** start **

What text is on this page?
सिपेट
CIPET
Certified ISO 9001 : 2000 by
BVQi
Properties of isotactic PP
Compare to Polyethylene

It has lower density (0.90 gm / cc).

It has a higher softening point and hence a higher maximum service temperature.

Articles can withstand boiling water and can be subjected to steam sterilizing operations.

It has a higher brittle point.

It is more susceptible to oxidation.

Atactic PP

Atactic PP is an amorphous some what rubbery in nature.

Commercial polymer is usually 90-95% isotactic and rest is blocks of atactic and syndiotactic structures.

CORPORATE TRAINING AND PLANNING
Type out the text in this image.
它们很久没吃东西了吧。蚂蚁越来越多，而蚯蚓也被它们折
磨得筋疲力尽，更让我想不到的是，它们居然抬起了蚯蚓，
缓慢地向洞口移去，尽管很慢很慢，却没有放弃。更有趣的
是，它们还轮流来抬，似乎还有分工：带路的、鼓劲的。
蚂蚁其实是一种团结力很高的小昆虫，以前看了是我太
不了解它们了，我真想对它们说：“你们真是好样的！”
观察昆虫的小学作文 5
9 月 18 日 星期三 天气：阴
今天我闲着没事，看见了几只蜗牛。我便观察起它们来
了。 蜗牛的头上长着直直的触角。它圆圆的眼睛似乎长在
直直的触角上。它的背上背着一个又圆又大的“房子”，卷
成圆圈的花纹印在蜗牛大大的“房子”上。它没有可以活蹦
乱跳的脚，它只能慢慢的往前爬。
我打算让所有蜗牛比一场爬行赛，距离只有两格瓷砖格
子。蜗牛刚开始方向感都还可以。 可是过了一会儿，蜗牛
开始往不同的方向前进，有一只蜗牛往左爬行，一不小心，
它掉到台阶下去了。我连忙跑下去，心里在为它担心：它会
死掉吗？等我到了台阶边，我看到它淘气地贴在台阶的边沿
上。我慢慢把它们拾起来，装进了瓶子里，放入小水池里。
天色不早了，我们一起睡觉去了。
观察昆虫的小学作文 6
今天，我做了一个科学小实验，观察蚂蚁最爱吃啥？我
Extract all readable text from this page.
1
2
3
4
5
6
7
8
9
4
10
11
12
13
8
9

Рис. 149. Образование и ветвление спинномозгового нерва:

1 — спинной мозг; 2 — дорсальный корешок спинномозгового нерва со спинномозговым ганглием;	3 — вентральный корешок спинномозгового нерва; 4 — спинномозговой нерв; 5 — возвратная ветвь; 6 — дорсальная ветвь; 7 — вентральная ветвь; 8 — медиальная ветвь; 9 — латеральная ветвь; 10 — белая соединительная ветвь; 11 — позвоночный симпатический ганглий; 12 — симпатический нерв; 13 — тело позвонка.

** end **

#### Exercise aim:
Each line of the listing should be copied exactly.

#### Finished answer:
What text is on this page?
सिपेट
CIPET
Certified ISO 9001 : 2000 by
BVQi
Properties of isotactic PP
Compare to Polyethylene

It has lower density (0.90 gm / cc).

It has a higher softening point and hence a higher maximum service temperature.

Articles can withstand boiling water and can be subjected to steam sterilizing operations.

It has a higher brittle point.

It is more susceptible to oxidation.

Atactic PP

Atactic PP is an amorphous some what rubbery in nature.

Commercial polymer is usually 90-95% isotactic and rest is blocks of atactic and syndiotactic structures.

CORPORATE TRAINING AND PLANNING
Type out the text in this image.
它们很久没吃东西了吧。蚂蚁越来越多，而蚯蚓也被它们折
磨得筋疲力尽，更让我想不到的是，它们居然抬起了蚯蚓，
缓慢地向洞口移去，尽管很慢很慢，却没有放弃。更有趣的
是，它们还轮流来抬，似乎还有分工：带路的、鼓劲的。
蚂蚁其实是一种团结力很高的小昆虫，以前看了是我太
不了解它们了，我真想对它们说：“你们真是好样的！”
观察昆虫的小学作文 5
9 月 18 日 星期三 天气：阴
今天我闲着没事，看见了几只蜗牛。我便观察起它们来
了。 蜗牛的头上长着直直的触角。它圆圆的眼睛似乎长在
直直的触角上。它的背上背着一个又圆又大的“房子”，卷
成圆圈的花纹印在蜗牛大大的“房子”上。它没有可以活蹦
乱跳的脚，它只能慢慢的往前爬。
我打算让所有蜗牛比一场爬行赛，距离只有两格瓷砖格
子。蜗牛刚开始方向感都还可以。 可是过了一会儿，蜗牛
开始往不同的方向前进，有一只蜗牛往左爬行，一不小心，
它掉到台阶下去了。我连忙跑下去，心里在为它担心：它会
死掉吗？等我到了台阶边，我看到它淘气地贴在台阶的边沿
上。我慢慢把它们拾起来，装进了瓶子里，放入小水池里。
天色不早了，我们一起睡觉去了。
观察昆虫的小学作文 6
今天，我做了一个科学小实验，观察蚂蚁最爱吃啥？我
Extract all readable text from this page.
1
2
3
4
5
6
7
8
9
4
10
11
12
13
8
9

Рис. 149. Образование и ветвление спинномозгового нерва:

1 — спинной мозг; 2 — дорсальный корешок спинномозгового нерва со спинномозговым ганглием;	3 — вентральный корешок спинномозгового нерва; 4 — спинномозговой нерв; 5 — возвратная ветвь; 6 — дорсальная ветвь; 7 — вентральная ветвь; 8 — медиальная ветвь; 9 — латеральная ветвь; 10 — белая соединительная ветвь; 11 — позвоночный симпатический ганглий; 12 — симпатический нерв; 13 — тело позвонка.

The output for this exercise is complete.